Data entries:
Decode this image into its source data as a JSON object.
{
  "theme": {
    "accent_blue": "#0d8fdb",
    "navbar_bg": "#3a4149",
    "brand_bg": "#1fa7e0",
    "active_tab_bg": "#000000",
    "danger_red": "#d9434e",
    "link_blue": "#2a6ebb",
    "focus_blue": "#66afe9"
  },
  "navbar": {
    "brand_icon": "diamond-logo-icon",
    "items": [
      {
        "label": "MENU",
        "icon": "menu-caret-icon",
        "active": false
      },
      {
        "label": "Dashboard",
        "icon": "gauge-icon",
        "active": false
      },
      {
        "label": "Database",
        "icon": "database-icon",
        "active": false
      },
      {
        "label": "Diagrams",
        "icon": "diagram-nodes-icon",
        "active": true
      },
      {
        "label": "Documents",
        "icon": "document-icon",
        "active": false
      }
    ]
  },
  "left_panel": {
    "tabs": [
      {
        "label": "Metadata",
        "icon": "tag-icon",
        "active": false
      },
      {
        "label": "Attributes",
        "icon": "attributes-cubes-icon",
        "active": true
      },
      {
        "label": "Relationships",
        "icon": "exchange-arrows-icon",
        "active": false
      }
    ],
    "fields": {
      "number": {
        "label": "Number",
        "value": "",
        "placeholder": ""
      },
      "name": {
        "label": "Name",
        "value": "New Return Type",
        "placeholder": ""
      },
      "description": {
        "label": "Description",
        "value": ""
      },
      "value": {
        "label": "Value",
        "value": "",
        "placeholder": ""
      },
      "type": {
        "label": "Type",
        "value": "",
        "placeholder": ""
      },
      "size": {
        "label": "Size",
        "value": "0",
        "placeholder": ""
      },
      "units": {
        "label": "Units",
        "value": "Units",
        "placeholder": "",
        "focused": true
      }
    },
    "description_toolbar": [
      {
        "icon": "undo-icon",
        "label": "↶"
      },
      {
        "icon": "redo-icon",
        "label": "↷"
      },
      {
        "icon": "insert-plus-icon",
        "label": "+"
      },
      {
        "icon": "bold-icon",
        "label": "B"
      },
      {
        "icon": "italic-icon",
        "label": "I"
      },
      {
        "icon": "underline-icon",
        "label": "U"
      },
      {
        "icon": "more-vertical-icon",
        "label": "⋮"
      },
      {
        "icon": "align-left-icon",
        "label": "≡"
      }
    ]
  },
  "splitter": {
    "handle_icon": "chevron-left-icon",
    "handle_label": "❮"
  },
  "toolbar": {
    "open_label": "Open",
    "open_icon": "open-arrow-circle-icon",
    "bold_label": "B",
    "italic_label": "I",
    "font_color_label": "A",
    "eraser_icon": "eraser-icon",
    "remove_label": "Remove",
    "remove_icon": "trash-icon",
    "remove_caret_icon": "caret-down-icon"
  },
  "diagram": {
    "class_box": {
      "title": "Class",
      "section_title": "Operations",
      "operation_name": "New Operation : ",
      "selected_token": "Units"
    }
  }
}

Work required: Report only the number of lines in the listing that contain the word "caret".

Written answer: 2